(Records excerpted from a collection)
────────────────

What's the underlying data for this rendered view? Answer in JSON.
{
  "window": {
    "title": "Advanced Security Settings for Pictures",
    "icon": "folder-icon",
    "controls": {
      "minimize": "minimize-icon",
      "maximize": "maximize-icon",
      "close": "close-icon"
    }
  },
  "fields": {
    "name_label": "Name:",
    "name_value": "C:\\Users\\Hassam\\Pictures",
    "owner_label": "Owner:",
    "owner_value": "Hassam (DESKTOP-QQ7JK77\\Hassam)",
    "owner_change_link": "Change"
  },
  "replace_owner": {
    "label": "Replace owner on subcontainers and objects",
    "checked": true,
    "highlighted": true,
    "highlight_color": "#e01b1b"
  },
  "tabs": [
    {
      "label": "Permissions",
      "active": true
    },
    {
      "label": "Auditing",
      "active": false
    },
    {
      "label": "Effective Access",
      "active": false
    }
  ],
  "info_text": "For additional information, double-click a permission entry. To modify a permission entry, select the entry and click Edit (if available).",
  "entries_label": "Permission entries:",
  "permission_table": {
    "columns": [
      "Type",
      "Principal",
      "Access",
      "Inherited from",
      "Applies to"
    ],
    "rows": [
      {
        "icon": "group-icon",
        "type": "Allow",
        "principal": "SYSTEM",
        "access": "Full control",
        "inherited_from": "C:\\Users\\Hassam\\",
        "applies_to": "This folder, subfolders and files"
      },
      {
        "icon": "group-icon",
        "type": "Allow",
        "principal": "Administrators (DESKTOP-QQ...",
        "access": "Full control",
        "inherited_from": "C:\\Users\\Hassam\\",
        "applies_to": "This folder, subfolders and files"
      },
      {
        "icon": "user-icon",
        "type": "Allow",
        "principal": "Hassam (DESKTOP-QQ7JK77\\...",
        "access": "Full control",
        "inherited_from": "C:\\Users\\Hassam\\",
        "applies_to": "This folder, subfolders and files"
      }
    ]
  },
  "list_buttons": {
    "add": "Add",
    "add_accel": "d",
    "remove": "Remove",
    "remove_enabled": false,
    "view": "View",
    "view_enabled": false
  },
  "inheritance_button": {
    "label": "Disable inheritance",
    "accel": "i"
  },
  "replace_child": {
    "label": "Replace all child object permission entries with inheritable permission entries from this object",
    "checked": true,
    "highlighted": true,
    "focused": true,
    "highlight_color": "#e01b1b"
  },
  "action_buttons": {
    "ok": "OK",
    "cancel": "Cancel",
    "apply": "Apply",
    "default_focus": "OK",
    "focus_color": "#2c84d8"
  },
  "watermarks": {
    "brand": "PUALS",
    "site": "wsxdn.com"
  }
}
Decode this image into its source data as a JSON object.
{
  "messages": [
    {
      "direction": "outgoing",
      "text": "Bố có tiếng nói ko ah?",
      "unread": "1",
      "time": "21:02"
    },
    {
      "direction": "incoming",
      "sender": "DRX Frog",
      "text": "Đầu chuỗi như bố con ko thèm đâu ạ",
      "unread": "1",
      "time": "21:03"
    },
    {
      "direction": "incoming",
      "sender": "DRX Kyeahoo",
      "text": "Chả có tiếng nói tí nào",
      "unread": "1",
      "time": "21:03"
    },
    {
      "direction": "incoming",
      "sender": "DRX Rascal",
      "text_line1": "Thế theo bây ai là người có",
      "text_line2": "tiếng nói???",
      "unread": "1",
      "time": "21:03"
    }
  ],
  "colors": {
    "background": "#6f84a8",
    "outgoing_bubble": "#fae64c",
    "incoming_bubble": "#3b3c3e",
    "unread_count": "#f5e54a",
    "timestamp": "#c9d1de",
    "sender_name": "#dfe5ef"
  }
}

────────────────

• EXERCISE TASK
Your task is to repeat each line of the material exactly.

• IN RESPONSE
What's the underlying data for this rendered view? Answer in JSON.
{
  "window": {
    "title": "Advanced Security Settings for Pictures",
    "icon": "folder-icon",
    "controls": {
      "minimize": "minimize-icon",
      "maximize": "maximize-icon",
      "close": "close-icon"
    }
  },
  "fields": {
    "name_label": "Name:",
    "name_value": "C:\\Users\\Hassam\\Pictures",
    "owner_label": "Owner:",
    "owner_value": "Hassam (DESKTOP-QQ7JK77\\Hassam)",
    "owner_change_link": "Change"
  },
  "replace_owner": {
    "label": "Replace owner on subcontainers and objects",
    "checked": true,
    "highlighted": true,
    "highlight_color": "#e01b1b"
  },
  "tabs": [
    {
      "label": "Permissions",
      "active": true
    },
    {
      "label": "Auditing",
      "active": false
    },
    {
      "label": "Effective Access",
      "active": false
    }
  ],
  "info_text": "For additional information, double-click a permission entry. To modify a permission entry, select the entry and click Edit (if available).",
  "entries_label": "Permission entries:",
  "permission_table": {
    "columns": [
      "Type",
      "Principal",
      "Access",
      "Inherited from",
      "Applies to"
    ],
    "rows": [
      {
        "icon": "group-icon",
        "type": "Allow",
        "principal": "SYSTEM",
        "access": "Full control",
        "inherited_from": "C:\\Users\\Hassam\\",
        "applies_to": "This folder, subfolders and files"
      },
      {
        "icon": "group-icon",
        "type": "Allow",
        "principal": "Administrators (DESKTOP-QQ...",
        "access": "Full control",
        "inherited_from": "C:\\Users\\Hassam\\",
        "applies_to": "This folder, subfolders and files"
      },
      {
        "icon": "user-icon",
        "type": "Allow",
        "principal": "Hassam (DESKTOP-QQ7JK77\\...",
        "access": "Full control",
        "inherited_from": "C:\\Users\\Hassam\\",
        "applies_to": "This folder, subfolders and files"
      }
    ]
  },
  "list_buttons": {
    "add": "Add",
    "add_accel": "d",
    "remove": "Remove",
    "remove_enabled": false,
    "view": "View",
    "view_enabled": false
  },
  "inheritance_button": {
    "label": "Disable inheritance",
    "accel": "i"
  },
  "replace_child": {
    "label": "Replace all child object permission entries with inheritable permission entries from this object",
    "checked": true,
    "highlighted": true,
    "focused": true,
    "highlight_color": "#e01b1b"
  },
  "action_buttons": {
    "ok": "OK",
    "cancel": "Cancel",
    "apply": "Apply",
    "default_focus": "OK",
    "focus_color": "#2c84d8"
  },
  "watermarks": {
    "brand": "PUALS",
    "site": "wsxdn.com"
  }
}
Decode this image into its source data as a JSON object.
{
  "messages": [
    {
      "direction": "outgoing",
      "text": "Bố có tiếng nói ko ah?",
      "unread": "1",
      "time": "21:02"
    },
    {
      "direction": "incoming",
      "sender": "DRX Frog",
      "text": "Đầu chuỗi như bố con ko thèm đâu ạ",
      "unread": "1",
      "time": "21:03"
    },
    {
      "direction": "incoming",
      "sender": "DRX Kyeahoo",
      "text": "Chả có tiếng nói tí nào",
      "unread": "1",
      "time": "21:03"
    },
    {
      "direction": "incoming",
      "sender": "DRX Rascal",
      "text_line1": "Thế theo bây ai là người có",
      "text_line2": "tiếng nói???",
      "unread": "1",
      "time": "21:03"
    }
  ],
  "colors": {
    "background": "#6f84a8",
    "outgoing_bubble": "#fae64c",
    "incoming_bubble": "#3b3c3e",
    "unread_count": "#f5e54a",
    "timestamp": "#c9d1de",
    "sender_name": "#dfe5ef"
  }
}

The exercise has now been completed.